WHAT YOU ARE ASKED TO DO. Extract the full listing verbatim and drop any pictures from your copy.

TASK DATA.
----------------

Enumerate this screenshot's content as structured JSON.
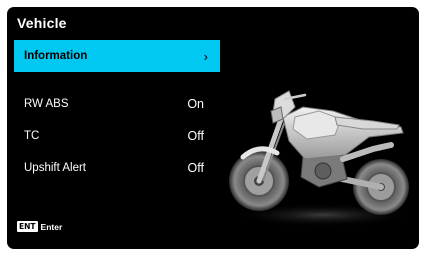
{
  "header": {
    "title": "Vehicle"
  },
  "menu": {
    "items": [
      {
        "label": "Information",
        "value": "›"
      },
      {
        "label": "RW ABS",
        "value": "On"
      },
      {
        "label": "TC",
        "value": "Off"
      },
      {
        "label": "Upshift Alert",
        "value": "Off"
      }
    ]
  },
  "footer": {
    "key_label": "ENT",
    "action_label": "Enter"
  },
  "colors": {
    "accent": "#00c8f0",
    "background": "#000000",
    "text": "#ffffff"
  },
  "image": {
    "subject": "motorcycle-illustration"
  }
}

----------------

SOLUTION FOR THIS TASK.
Enumerate this screenshot's content as structured JSON.
{
  "header": {
    "title": "Vehicle"
  },
  "menu": {
    "items": [
      {
        "label": "Information",
        "value": "›"
      },
      {
        "label": "RW ABS",
        "value": "On"
      },
      {
        "label": "TC",
        "value": "Off"
      },
      {
        "label": "Upshift Alert",
        "value": "Off"
      }
    ]
  },
  "footer": {
    "key_label": "ENT",
    "action_label": "Enter"
  },
  "colors": {
    "accent": "#00c8f0",
    "background": "#000000",
    "text": "#ffffff"
  },
  "image": {
    "subject": "motorcycle-illustration"
  }
}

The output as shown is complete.